[Data records]
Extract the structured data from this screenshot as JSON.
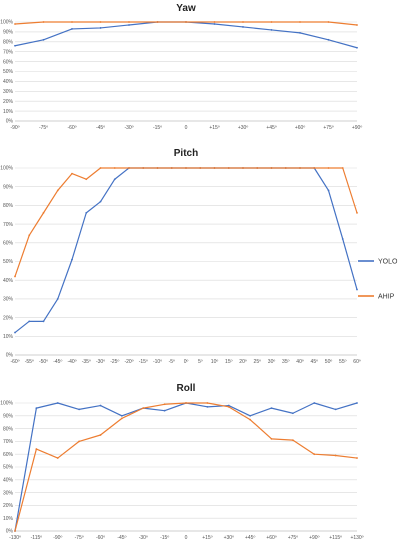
{
  "chart_data": [
    {
      "type": "line",
      "title": "Yaw",
      "xlabel": "",
      "ylabel": "",
      "ylim": [
        0,
        100
      ],
      "y_ticks": [
        "0%",
        "10%",
        "20%",
        "30%",
        "40%",
        "50%",
        "60%",
        "70%",
        "80%",
        "90%",
        "100%"
      ],
      "categories": [
        "-90º",
        "-75º",
        "-60º",
        "-45º",
        "-30º",
        "-15º",
        "0",
        "+15º",
        "+30º",
        "+45º",
        "+60º",
        "+75º",
        "+90º"
      ],
      "series": [
        {
          "name": "YOLO",
          "color": "#4472c4",
          "values": [
            76,
            82,
            93,
            94,
            97,
            100,
            100,
            98,
            95,
            92,
            89,
            82,
            74
          ]
        },
        {
          "name": "AHIP",
          "color": "#ed7d31",
          "values": [
            98,
            100,
            100,
            100,
            100,
            100,
            100,
            100,
            100,
            100,
            100,
            100,
            97
          ]
        }
      ],
      "legend": "none",
      "grid": true
    },
    {
      "type": "line",
      "title": "Pitch",
      "xlabel": "",
      "ylabel": "",
      "ylim": [
        0,
        100
      ],
      "y_ticks": [
        "0%",
        "10%",
        "20%",
        "30%",
        "40%",
        "50%",
        "60%",
        "70%",
        "80%",
        "90%",
        "100%"
      ],
      "categories": [
        "-60º",
        "-55º",
        "-50º",
        "-45º",
        "-40º",
        "-35º",
        "-30º",
        "-25º",
        "-20º",
        "-15º",
        "-10º",
        "-5º",
        "0º",
        "5º",
        "10º",
        "15º",
        "20º",
        "25º",
        "30º",
        "35º",
        "40º",
        "45º",
        "50º",
        "55º",
        "60º"
      ],
      "series": [
        {
          "name": "YOLO",
          "color": "#4472c4",
          "values": [
            12,
            18,
            18,
            30,
            51,
            76,
            82,
            94,
            100,
            100,
            100,
            100,
            100,
            100,
            100,
            100,
            100,
            100,
            100,
            100,
            100,
            100,
            88,
            62,
            35
          ]
        },
        {
          "name": "AHIP",
          "color": "#ed7d31",
          "values": [
            42,
            64,
            76,
            88,
            97,
            94,
            100,
            100,
            100,
            100,
            100,
            100,
            100,
            100,
            100,
            100,
            100,
            100,
            100,
            100,
            100,
            100,
            100,
            100,
            76
          ]
        }
      ],
      "legend": "right",
      "grid": true
    },
    {
      "type": "line",
      "title": "Roll",
      "xlabel": "",
      "ylabel": "",
      "ylim": [
        0,
        100
      ],
      "y_ticks": [
        "0%",
        "10%",
        "20%",
        "30%",
        "40%",
        "50%",
        "60%",
        "70%",
        "80%",
        "90%",
        "100%"
      ],
      "categories": [
        "-130º",
        "-115º",
        "-90º",
        "-75º",
        "-60º",
        "-45º",
        "-30º",
        "-15º",
        "0",
        "+15º",
        "+30º",
        "+45º",
        "+60º",
        "+75º",
        "+90º",
        "+115º",
        "+130º"
      ],
      "series": [
        {
          "name": "YOLO",
          "color": "#4472c4",
          "values": [
            0,
            96,
            100,
            95,
            98,
            90,
            96,
            94,
            100,
            97,
            98,
            90,
            96,
            92,
            100,
            95,
            100
          ]
        },
        {
          "name": "AHIP",
          "color": "#ed7d31",
          "values": [
            0,
            64,
            57,
            70,
            75,
            88,
            96,
            99,
            100,
            100,
            97,
            87,
            72,
            71,
            60,
            59,
            57
          ]
        }
      ],
      "legend": "none",
      "grid": true
    }
  ],
  "legend": {
    "items": [
      {
        "label": "YOLO",
        "color": "#4472c4"
      },
      {
        "label": "AHIP",
        "color": "#ed7d31"
      }
    ]
  }
}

[What is required] Output the full set of records above without changing a word, and drop the images.

[Response to the exercise]
Extract the structured data from this screenshot as JSON.
{
  "chart_data": [
    {
      "type": "line",
      "title": "Yaw",
      "xlabel": "",
      "ylabel": "",
      "ylim": [
        0,
        100
      ],
      "y_ticks": [
        "0%",
        "10%",
        "20%",
        "30%",
        "40%",
        "50%",
        "60%",
        "70%",
        "80%",
        "90%",
        "100%"
      ],
      "categories": [
        "-90º",
        "-75º",
        "-60º",
        "-45º",
        "-30º",
        "-15º",
        "0",
        "+15º",
        "+30º",
        "+45º",
        "+60º",
        "+75º",
        "+90º"
      ],
      "series": [
        {
          "name": "YOLO",
          "color": "#4472c4",
          "values": [
            76,
            82,
            93,
            94,
            97,
            100,
            100,
            98,
            95,
            92,
            89,
            82,
            74
          ]
        },
        {
          "name": "AHIP",
          "color": "#ed7d31",
          "values": [
            98,
            100,
            100,
            100,
            100,
            100,
            100,
            100,
            100,
            100,
            100,
            100,
            97
          ]
        }
      ],
      "legend": "none",
      "grid": true
    },
    {
      "type": "line",
      "title": "Pitch",
      "xlabel": "",
      "ylabel": "",
      "ylim": [
        0,
        100
      ],
      "y_ticks": [
        "0%",
        "10%",
        "20%",
        "30%",
        "40%",
        "50%",
        "60%",
        "70%",
        "80%",
        "90%",
        "100%"
      ],
      "categories": [
        "-60º",
        "-55º",
        "-50º",
        "-45º",
        "-40º",
        "-35º",
        "-30º",
        "-25º",
        "-20º",
        "-15º",
        "-10º",
        "-5º",
        "0º",
        "5º",
        "10º",
        "15º",
        "20º",
        "25º",
        "30º",
        "35º",
        "40º",
        "45º",
        "50º",
        "55º",
        "60º"
      ],
      "series": [
        {
          "name": "YOLO",
          "color": "#4472c4",
          "values": [
            12,
            18,
            18,
            30,
            51,
            76,
            82,
            94,
            100,
            100,
            100,
            100,
            100,
            100,
            100,
            100,
            100,
            100,
            100,
            100,
            100,
            100,
            88,
            62,
            35
          ]
        },
        {
          "name": "AHIP",
          "color": "#ed7d31",
          "values": [
            42,
            64,
            76,
            88,
            97,
            94,
            100,
            100,
            100,
            100,
            100,
            100,
            100,
            100,
            100,
            100,
            100,
            100,
            100,
            100,
            100,
            100,
            100,
            100,
            76
          ]
        }
      ],
      "legend": "right",
      "grid": true
    },
    {
      "type": "line",
      "title": "Roll",
      "xlabel": "",
      "ylabel": "",
      "ylim": [
        0,
        100
      ],
      "y_ticks": [
        "0%",
        "10%",
        "20%",
        "30%",
        "40%",
        "50%",
        "60%",
        "70%",
        "80%",
        "90%",
        "100%"
      ],
      "categories": [
        "-130º",
        "-115º",
        "-90º",
        "-75º",
        "-60º",
        "-45º",
        "-30º",
        "-15º",
        "0",
        "+15º",
        "+30º",
        "+45º",
        "+60º",
        "+75º",
        "+90º",
        "+115º",
        "+130º"
      ],
      "series": [
        {
          "name": "YOLO",
          "color": "#4472c4",
          "values": [
            0,
            96,
            100,
            95,
            98,
            90,
            96,
            94,
            100,
            97,
            98,
            90,
            96,
            92,
            100,
            95,
            100
          ]
        },
        {
          "name": "AHIP",
          "color": "#ed7d31",
          "values": [
            0,
            64,
            57,
            70,
            75,
            88,
            96,
            99,
            100,
            100,
            97,
            87,
            72,
            71,
            60,
            59,
            57
          ]
        }
      ],
      "legend": "none",
      "grid": true
    }
  ],
  "legend": {
    "items": [
      {
        "label": "YOLO",
        "color": "#4472c4"
      },
      {
        "label": "AHIP",
        "color": "#ed7d31"
      }
    ]
  }
}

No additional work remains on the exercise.